Begin Records for this task

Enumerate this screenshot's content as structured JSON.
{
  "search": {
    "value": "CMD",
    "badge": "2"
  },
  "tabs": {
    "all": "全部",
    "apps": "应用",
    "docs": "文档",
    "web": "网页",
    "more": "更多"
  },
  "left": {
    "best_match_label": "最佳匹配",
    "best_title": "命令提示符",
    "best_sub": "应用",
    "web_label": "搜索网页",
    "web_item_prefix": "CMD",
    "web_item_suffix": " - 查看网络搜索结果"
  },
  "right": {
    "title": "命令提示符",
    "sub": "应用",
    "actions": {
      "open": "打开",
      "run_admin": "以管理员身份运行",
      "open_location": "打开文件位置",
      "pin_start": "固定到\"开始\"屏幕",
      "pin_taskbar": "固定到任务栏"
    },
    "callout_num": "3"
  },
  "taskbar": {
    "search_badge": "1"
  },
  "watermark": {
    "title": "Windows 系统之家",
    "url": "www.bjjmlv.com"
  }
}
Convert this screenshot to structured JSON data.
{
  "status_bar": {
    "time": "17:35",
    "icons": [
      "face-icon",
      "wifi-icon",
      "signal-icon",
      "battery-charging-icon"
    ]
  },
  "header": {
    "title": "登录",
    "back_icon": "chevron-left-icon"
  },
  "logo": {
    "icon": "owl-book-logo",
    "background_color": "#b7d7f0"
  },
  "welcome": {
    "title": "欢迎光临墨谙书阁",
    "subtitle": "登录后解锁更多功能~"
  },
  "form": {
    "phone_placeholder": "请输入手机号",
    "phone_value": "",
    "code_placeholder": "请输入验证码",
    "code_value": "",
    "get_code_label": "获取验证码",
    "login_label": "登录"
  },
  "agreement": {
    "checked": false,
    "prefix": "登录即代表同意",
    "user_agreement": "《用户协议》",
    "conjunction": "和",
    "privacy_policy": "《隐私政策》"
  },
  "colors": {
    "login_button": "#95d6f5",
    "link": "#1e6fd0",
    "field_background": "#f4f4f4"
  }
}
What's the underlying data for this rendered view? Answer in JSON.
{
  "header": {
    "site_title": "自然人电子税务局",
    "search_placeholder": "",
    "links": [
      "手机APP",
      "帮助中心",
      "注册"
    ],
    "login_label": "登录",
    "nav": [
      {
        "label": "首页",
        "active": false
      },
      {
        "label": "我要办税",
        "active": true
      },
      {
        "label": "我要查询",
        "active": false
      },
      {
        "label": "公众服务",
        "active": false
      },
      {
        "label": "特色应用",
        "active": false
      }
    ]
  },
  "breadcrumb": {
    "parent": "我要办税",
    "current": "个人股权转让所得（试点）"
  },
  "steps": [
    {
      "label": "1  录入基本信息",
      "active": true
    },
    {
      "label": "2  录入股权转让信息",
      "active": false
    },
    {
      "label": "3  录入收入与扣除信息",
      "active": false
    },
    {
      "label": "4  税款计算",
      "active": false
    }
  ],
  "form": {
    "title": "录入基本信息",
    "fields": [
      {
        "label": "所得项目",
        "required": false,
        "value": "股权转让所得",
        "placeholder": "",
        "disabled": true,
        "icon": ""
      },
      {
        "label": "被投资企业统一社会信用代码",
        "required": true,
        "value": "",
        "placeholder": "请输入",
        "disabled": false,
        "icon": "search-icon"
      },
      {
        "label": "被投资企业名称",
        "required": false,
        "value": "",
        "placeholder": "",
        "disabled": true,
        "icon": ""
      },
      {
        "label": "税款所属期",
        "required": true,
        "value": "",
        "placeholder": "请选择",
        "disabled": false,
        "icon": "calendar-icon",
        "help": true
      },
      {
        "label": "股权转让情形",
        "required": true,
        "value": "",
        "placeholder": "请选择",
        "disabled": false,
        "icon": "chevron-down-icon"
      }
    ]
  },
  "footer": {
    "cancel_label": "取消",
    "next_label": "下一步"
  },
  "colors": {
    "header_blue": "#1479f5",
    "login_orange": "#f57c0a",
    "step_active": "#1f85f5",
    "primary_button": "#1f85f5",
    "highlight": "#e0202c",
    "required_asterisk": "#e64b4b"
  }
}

End Records for this task

→ Brief: Without changing a word, restate the whole listing.

→ Full response:
Enumerate this screenshot's content as structured JSON.
{
  "search": {
    "value": "CMD",
    "badge": "2"
  },
  "tabs": {
    "all": "全部",
    "apps": "应用",
    "docs": "文档",
    "web": "网页",
    "more": "更多"
  },
  "left": {
    "best_match_label": "最佳匹配",
    "best_title": "命令提示符",
    "best_sub": "应用",
    "web_label": "搜索网页",
    "web_item_prefix": "CMD",
    "web_item_suffix": " - 查看网络搜索结果"
  },
  "right": {
    "title": "命令提示符",
    "sub": "应用",
    "actions": {
      "open": "打开",
      "run_admin": "以管理员身份运行",
      "open_location": "打开文件位置",
      "pin_start": "固定到\"开始\"屏幕",
      "pin_taskbar": "固定到任务栏"
    },
    "callout_num": "3"
  },
  "taskbar": {
    "search_badge": "1"
  },
  "watermark": {
    "title": "Windows 系统之家",
    "url": "www.bjjmlv.com"
  }
}
Convert this screenshot to structured JSON data.
{
  "status_bar": {
    "time": "17:35",
    "icons": [
      "face-icon",
      "wifi-icon",
      "signal-icon",
      "battery-charging-icon"
    ]
  },
  "header": {
    "title": "登录",
    "back_icon": "chevron-left-icon"
  },
  "logo": {
    "icon": "owl-book-logo",
    "background_color": "#b7d7f0"
  },
  "welcome": {
    "title": "欢迎光临墨谙书阁",
    "subtitle": "登录后解锁更多功能~"
  },
  "form": {
    "phone_placeholder": "请输入手机号",
    "phone_value": "",
    "code_placeholder": "请输入验证码",
    "code_value": "",
    "get_code_label": "获取验证码",
    "login_label": "登录"
  },
  "agreement": {
    "checked": false,
    "prefix": "登录即代表同意",
    "user_agreement": "《用户协议》",
    "conjunction": "和",
    "privacy_policy": "《隐私政策》"
  },
  "colors": {
    "login_button": "#95d6f5",
    "link": "#1e6fd0",
    "field_background": "#f4f4f4"
  }
}
What's the underlying data for this rendered view? Answer in JSON.
{
  "header": {
    "site_title": "自然人电子税务局",
    "search_placeholder": "",
    "links": [
      "手机APP",
      "帮助中心",
      "注册"
    ],
    "login_label": "登录",
    "nav": [
      {
        "label": "首页",
        "active": false
      },
      {
        "label": "我要办税",
        "active": true
      },
      {
        "label": "我要查询",
        "active": false
      },
      {
        "label": "公众服务",
        "active": false
      },
      {
        "label": "特色应用",
        "active": false
      }
    ]
  },
  "breadcrumb": {
    "parent": "我要办税",
    "current": "个人股权转让所得（试点）"
  },
  "steps": [
    {
      "label": "1  录入基本信息",
      "active": true
    },
    {
      "label": "2  录入股权转让信息",
      "active": false
    },
    {
      "label": "3  录入收入与扣除信息",
      "active": false
    },
    {
      "label": "4  税款计算",
      "active": false
    }
  ],
  "form": {
    "title": "录入基本信息",
    "fields": [
      {
        "label": "所得项目",
        "required": false,
        "value": "股权转让所得",
        "placeholder": "",
        "disabled": true,
        "icon": ""
      },
      {
        "label": "被投资企业统一社会信用代码",
        "required": true,
        "value": "",
        "placeholder": "请输入",
        "disabled": false,
        "icon": "search-icon"
      },
      {
        "label": "被投资企业名称",
        "required": false,
        "value": "",
        "placeholder": "",
        "disabled": true,
        "icon": ""
      },
      {
        "label": "税款所属期",
        "required": true,
        "value": "",
        "placeholder": "请选择",
        "disabled": false,
        "icon": "calendar-icon",
        "help": true
      },
      {
        "label": "股权转让情形",
        "required": true,
        "value": "",
        "placeholder": "请选择",
        "disabled": false,
        "icon": "chevron-down-icon"
      }
    ]
  },
  "footer": {
    "cancel_label": "取消",
    "next_label": "下一步"
  },
  "colors": {
    "header_blue": "#1479f5",
    "login_orange": "#f57c0a",
    "step_active": "#1f85f5",
    "primary_button": "#1f85f5",
    "highlight": "#e0202c",
    "required_asterisk": "#e64b4b"
  }
}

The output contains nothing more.